◆ **Given exercise**
Could you write out every entry exactly as it stands?

◆ **Exercise input**
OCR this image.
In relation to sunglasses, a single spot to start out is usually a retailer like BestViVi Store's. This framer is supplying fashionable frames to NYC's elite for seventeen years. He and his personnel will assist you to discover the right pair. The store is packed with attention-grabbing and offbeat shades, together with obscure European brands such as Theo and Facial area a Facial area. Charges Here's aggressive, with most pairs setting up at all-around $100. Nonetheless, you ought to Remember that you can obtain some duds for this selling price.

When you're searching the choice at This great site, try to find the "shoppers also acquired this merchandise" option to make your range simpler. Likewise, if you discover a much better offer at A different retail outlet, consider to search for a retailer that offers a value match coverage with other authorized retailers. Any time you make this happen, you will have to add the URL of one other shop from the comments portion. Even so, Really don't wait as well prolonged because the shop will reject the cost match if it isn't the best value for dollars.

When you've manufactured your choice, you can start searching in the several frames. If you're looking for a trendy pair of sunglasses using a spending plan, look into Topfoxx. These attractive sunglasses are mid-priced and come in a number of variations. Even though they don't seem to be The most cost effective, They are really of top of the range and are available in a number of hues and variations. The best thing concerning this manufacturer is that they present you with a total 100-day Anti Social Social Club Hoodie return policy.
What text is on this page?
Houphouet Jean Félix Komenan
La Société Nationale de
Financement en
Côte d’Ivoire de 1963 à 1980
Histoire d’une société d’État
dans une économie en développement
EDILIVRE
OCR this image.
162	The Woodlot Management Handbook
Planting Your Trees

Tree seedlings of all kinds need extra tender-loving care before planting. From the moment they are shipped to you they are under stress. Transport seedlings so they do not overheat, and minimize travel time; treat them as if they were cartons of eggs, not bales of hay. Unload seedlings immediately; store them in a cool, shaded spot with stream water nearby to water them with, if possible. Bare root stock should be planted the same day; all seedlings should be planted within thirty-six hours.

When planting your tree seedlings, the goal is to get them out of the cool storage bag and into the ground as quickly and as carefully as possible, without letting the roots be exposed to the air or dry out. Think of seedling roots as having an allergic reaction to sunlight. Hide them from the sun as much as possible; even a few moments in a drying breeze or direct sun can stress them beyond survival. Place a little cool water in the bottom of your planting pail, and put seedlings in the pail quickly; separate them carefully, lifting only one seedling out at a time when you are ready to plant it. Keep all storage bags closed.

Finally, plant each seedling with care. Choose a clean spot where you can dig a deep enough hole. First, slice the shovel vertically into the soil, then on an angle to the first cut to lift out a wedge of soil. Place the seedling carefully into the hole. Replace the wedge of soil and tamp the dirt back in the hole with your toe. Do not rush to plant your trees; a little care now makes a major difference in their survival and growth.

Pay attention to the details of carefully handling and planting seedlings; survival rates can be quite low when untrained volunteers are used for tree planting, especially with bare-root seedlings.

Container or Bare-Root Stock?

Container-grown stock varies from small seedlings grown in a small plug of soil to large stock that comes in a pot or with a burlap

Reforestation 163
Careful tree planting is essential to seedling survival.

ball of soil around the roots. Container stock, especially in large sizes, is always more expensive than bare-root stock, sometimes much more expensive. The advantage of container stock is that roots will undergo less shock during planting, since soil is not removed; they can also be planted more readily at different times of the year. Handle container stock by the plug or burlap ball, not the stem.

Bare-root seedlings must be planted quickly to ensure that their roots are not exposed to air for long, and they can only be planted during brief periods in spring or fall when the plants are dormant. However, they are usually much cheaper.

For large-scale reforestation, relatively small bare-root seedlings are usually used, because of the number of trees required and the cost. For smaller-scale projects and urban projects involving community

◆ **Solved problem**
OCR this image.
In relation to sunglasses, a single spot to start out is usually a retailer like BestViVi Store's. This framer is supplying fashionable frames to NYC's elite for seventeen years. He and his personnel will assist you to discover the right pair. The store is packed with attention-grabbing and offbeat shades, together with obscure European brands such as Theo and Facial area a Facial area. Charges Here's aggressive, with most pairs setting up at all-around $100. Nonetheless, you ought to Remember that you can obtain some duds for this selling price.

When you're searching the choice at This great site, try to find the "shoppers also acquired this merchandise" option to make your range simpler. Likewise, if you discover a much better offer at A different retail outlet, consider to search for a retailer that offers a value match coverage with other authorized retailers. Any time you make this happen, you will have to add the URL of one other shop from the comments portion. Even so, Really don't wait as well prolonged because the shop will reject the cost match if it isn't the best value for dollars.

When you've manufactured your choice, you can start searching in the several frames. If you're looking for a trendy pair of sunglasses using a spending plan, look into Topfoxx. These attractive sunglasses are mid-priced and come in a number of variations. Even though they don't seem to be The most cost effective, They are really of top of the range and are available in a number of hues and variations. The best thing concerning this manufacturer is that they present you with a total 100-day Anti Social Social Club Hoodie return policy.
What text is on this page?
Houphouet Jean Félix Komenan
La Société Nationale de
Financement en
Côte d’Ivoire de 1963 à 1980
Histoire d’une société d’État
dans une économie en développement
EDILIVRE
OCR this image.
162	The Woodlot Management Handbook
Planting Your Trees

Tree seedlings of all kinds need extra tender-loving care before planting. From the moment they are shipped to you they are under stress. Transport seedlings so they do not overheat, and minimize travel time; treat them as if they were cartons of eggs, not bales of hay. Unload seedlings immediately; store them in a cool, shaded spot with stream water nearby to water them with, if possible. Bare root stock should be planted the same day; all seedlings should be planted within thirty-six hours.

When planting your tree seedlings, the goal is to get them out of the cool storage bag and into the ground as quickly and as carefully as possible, without letting the roots be exposed to the air or dry out. Think of seedling roots as having an allergic reaction to sunlight. Hide them from the sun as much as possible; even a few moments in a drying breeze or direct sun can stress them beyond survival. Place a little cool water in the bottom of your planting pail, and put seedlings in the pail quickly; separate them carefully, lifting only one seedling out at a time when you are ready to plant it. Keep all storage bags closed.

Finally, plant each seedling with care. Choose a clean spot where you can dig a deep enough hole. First, slice the shovel vertically into the soil, then on an angle to the first cut to lift out a wedge of soil. Place the seedling carefully into the hole. Replace the wedge of soil and tamp the dirt back in the hole with your toe. Do not rush to plant your trees; a little care now makes a major difference in their survival and growth.

Pay attention to the details of carefully handling and planting seedlings; survival rates can be quite low when untrained volunteers are used for tree planting, especially with bare-root seedlings.

Container or Bare-Root Stock?

Container-grown stock varies from small seedlings grown in a small plug of soil to large stock that comes in a pot or with a burlap

Reforestation 163
Careful tree planting is essential to seedling survival.

ball of soil around the roots. Container stock, especially in large sizes, is always more expensive than bare-root stock, sometimes much more expensive. The advantage of container stock is that roots will undergo less shock during planting, since soil is not removed; they can also be planted more readily at different times of the year. Handle container stock by the plug or burlap ball, not the stem.

Bare-root seedlings must be planted quickly to ensure that their roots are not exposed to air for long, and they can only be planted during brief periods in spring or fall when the plants are dormant. However, they are usually much cheaper.

For large-scale reforestation, relatively small bare-root seedlings are usually used, because of the number of trees required and the cost. For smaller-scale projects and urban projects involving community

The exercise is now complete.